THE TASK: Leave out the pictures and copy the remaining records exactly.

-- Start of THE INPUT --

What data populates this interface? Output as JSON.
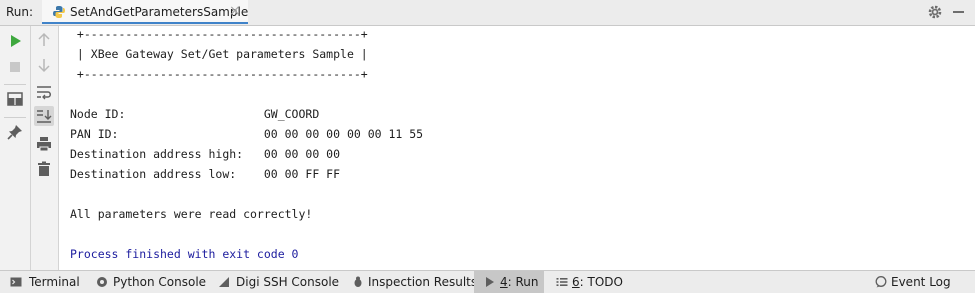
{
  "header": {
    "run_label": "Run:",
    "tab_title": "SetAndGetParametersSample",
    "tab_close": "×",
    "settings_icon": "gear-icon",
    "minimize_icon": "minimize-icon"
  },
  "left_toolbar": {
    "icons": [
      "run-icon",
      "stop-icon",
      "layout-icon",
      "pin-icon"
    ]
  },
  "right_toolbar": {
    "icons": [
      "arrow-up-icon",
      "arrow-down-icon",
      "soft-wrap-icon",
      "scroll-to-end-icon",
      "print-icon",
      "trash-icon"
    ]
  },
  "console": {
    "lines": [
      " +----------------------------------------+",
      " | XBee Gateway Set/Get parameters Sample |",
      " +----------------------------------------+",
      "",
      "Node ID:                    GW_COORD",
      "PAN ID:                     00 00 00 00 00 00 11 55",
      "Destination address high:   00 00 00 00",
      "Destination address low:    00 00 FF FF",
      "",
      "All parameters were read correctly!",
      "",
      "Process finished with exit code 0"
    ]
  },
  "bottom_bar": {
    "tabs": [
      {
        "label": "Terminal",
        "icon": "terminal-icon"
      },
      {
        "label": "Python Console",
        "icon": "python-console-icon"
      },
      {
        "label": "Digi SSH Console",
        "icon": "ssh-console-icon"
      },
      {
        "label": "Inspection Results",
        "icon": "inspection-icon"
      },
      {
        "mnemonic": "4",
        "label": ": Run",
        "icon": "run-tab-icon"
      },
      {
        "mnemonic": "6",
        "label": ": TODO",
        "icon": "todo-icon"
      },
      {
        "label": "Event Log",
        "icon": "event-log-icon"
      }
    ]
  },
  "colors": {
    "accent": "#4083c9",
    "run_green": "#3ea83e",
    "exit_text": "#1c1c9e"
  }
}
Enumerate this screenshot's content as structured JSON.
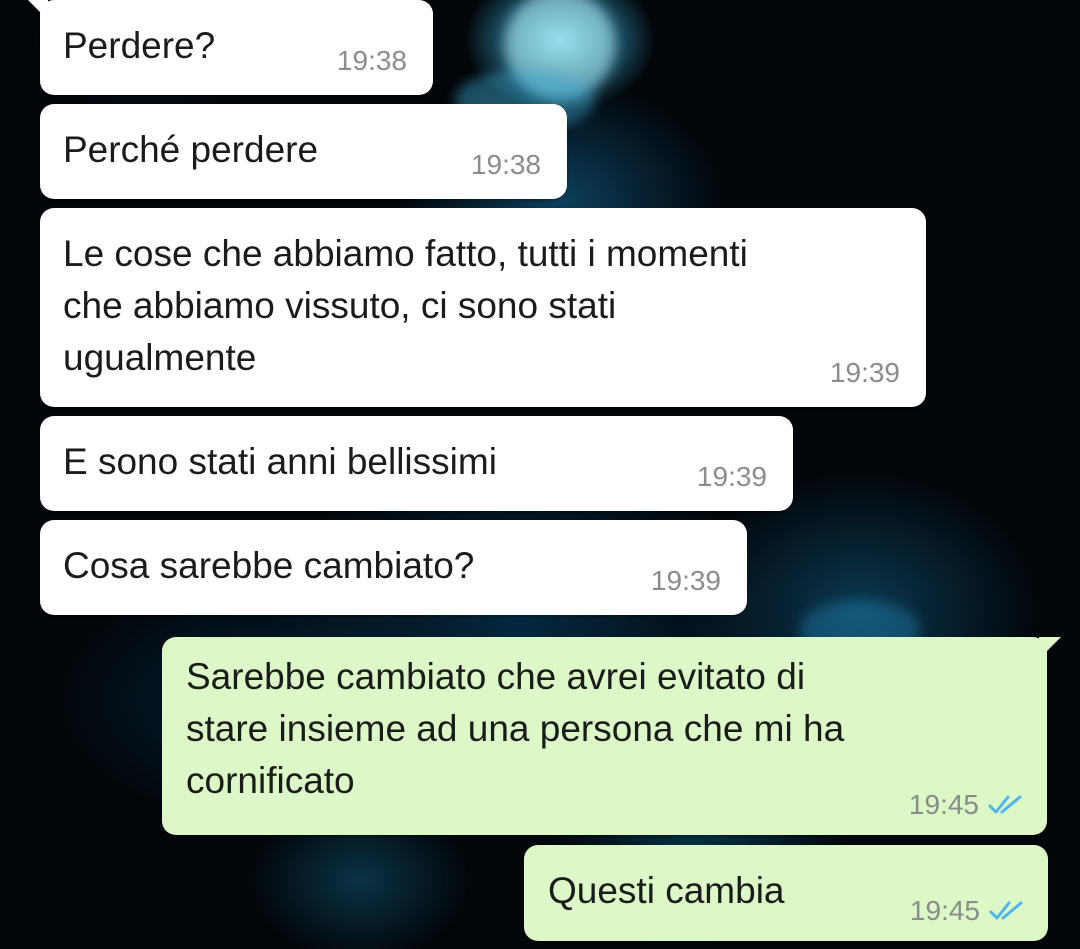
{
  "colors": {
    "incoming_bubble": "#ffffff",
    "outgoing_bubble": "#dcf8c6",
    "timestamp": "#8c8c8c",
    "read_check": "#4fb6ec",
    "wallpaper": "#020509"
  },
  "messages": [
    {
      "direction": "in",
      "text": "Perdere?",
      "time": "19:38"
    },
    {
      "direction": "in",
      "text": "Perché perdere",
      "time": "19:38"
    },
    {
      "direction": "in",
      "text": "Le cose che abbiamo fatto, tutti i momenti\nche abbiamo vissuto, ci sono stati\nugualmente",
      "time": "19:39"
    },
    {
      "direction": "in",
      "text": "E sono stati anni bellissimi",
      "time": "19:39"
    },
    {
      "direction": "in",
      "text": "Cosa sarebbe cambiato?",
      "time": "19:39"
    },
    {
      "direction": "out",
      "text": "Sarebbe cambiato che avrei evitato di\nstare insieme ad una persona che mi ha\ncornificato",
      "time": "19:45",
      "status_icon": "double-check-icon"
    },
    {
      "direction": "out",
      "text": "Questi cambia",
      "time": "19:45",
      "status_icon": "double-check-icon"
    }
  ]
}
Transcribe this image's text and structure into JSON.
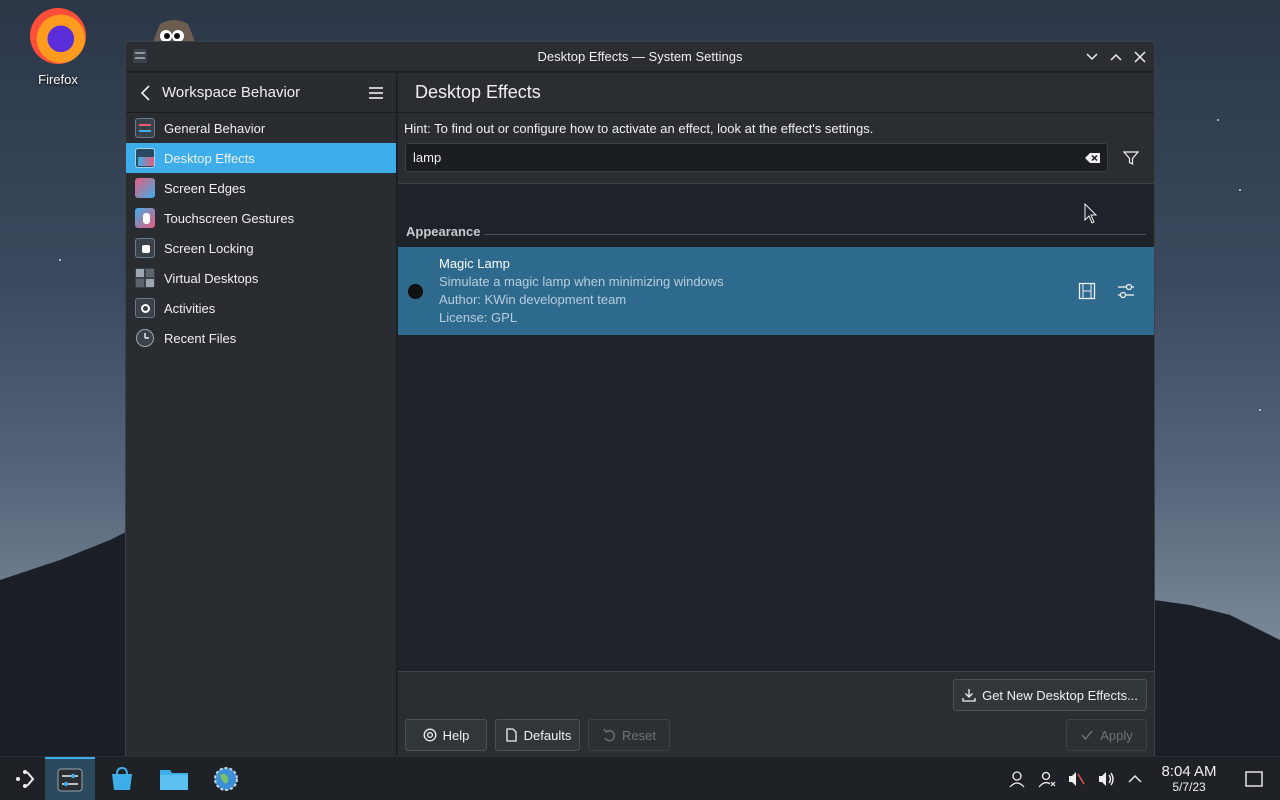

-- End of THE INPUT --

EXERCISE OUTPUT:
What data populates this interface? Output as JSON.
{
  "header": {
    "run_label": "Run:",
    "tab_title": "SetAndGetParametersSample",
    "tab_close": "×",
    "settings_icon": "gear-icon",
    "minimize_icon": "minimize-icon"
  },
  "left_toolbar": {
    "icons": [
      "run-icon",
      "stop-icon",
      "layout-icon",
      "pin-icon"
    ]
  },
  "right_toolbar": {
    "icons": [
      "arrow-up-icon",
      "arrow-down-icon",
      "soft-wrap-icon",
      "scroll-to-end-icon",
      "print-icon",
      "trash-icon"
    ]
  },
  "console": {
    "lines": [
      " +----------------------------------------+",
      " | XBee Gateway Set/Get parameters Sample |",
      " +----------------------------------------+",
      "",
      "Node ID:                    GW_COORD",
      "PAN ID:                     00 00 00 00 00 00 11 55",
      "Destination address high:   00 00 00 00",
      "Destination address low:    00 00 FF FF",
      "",
      "All parameters were read correctly!",
      "",
      "Process finished with exit code 0"
    ]
  },
  "bottom_bar": {
    "tabs": [
      {
        "label": "Terminal",
        "icon": "terminal-icon"
      },
      {
        "label": "Python Console",
        "icon": "python-console-icon"
      },
      {
        "label": "Digi SSH Console",
        "icon": "ssh-console-icon"
      },
      {
        "label": "Inspection Results",
        "icon": "inspection-icon"
      },
      {
        "mnemonic": "4",
        "label": ": Run",
        "icon": "run-tab-icon"
      },
      {
        "mnemonic": "6",
        "label": ": TODO",
        "icon": "todo-icon"
      },
      {
        "label": "Event Log",
        "icon": "event-log-icon"
      }
    ]
  },
  "colors": {
    "accent": "#4083c9",
    "run_green": "#3ea83e",
    "exit_text": "#1c1c9e"
  }
}
Enumerate this screenshot's content as structured JSON.
{
  "colors": {
    "incoming_bubble": "#ffffff",
    "outgoing_bubble": "#dcf8c6",
    "timestamp": "#8c8c8c",
    "read_check": "#4fb6ec",
    "wallpaper": "#020509"
  },
  "messages": [
    {
      "direction": "in",
      "text": "Perdere?",
      "time": "19:38"
    },
    {
      "direction": "in",
      "text": "Perché perdere",
      "time": "19:38"
    },
    {
      "direction": "in",
      "text": "Le cose che abbiamo fatto, tutti i momenti\nche abbiamo vissuto, ci sono stati\nugualmente",
      "time": "19:39"
    },
    {
      "direction": "in",
      "text": "E sono stati anni bellissimi",
      "time": "19:39"
    },
    {
      "direction": "in",
      "text": "Cosa sarebbe cambiato?",
      "time": "19:39"
    },
    {
      "direction": "out",
      "text": "Sarebbe cambiato che avrei evitato di\nstare insieme ad una persona che mi ha\ncornificato",
      "time": "19:45",
      "status_icon": "double-check-icon"
    },
    {
      "direction": "out",
      "text": "Questi cambia",
      "time": "19:45",
      "status_icon": "double-check-icon"
    }
  ]
}
Transcribe this image's text and structure into JSON.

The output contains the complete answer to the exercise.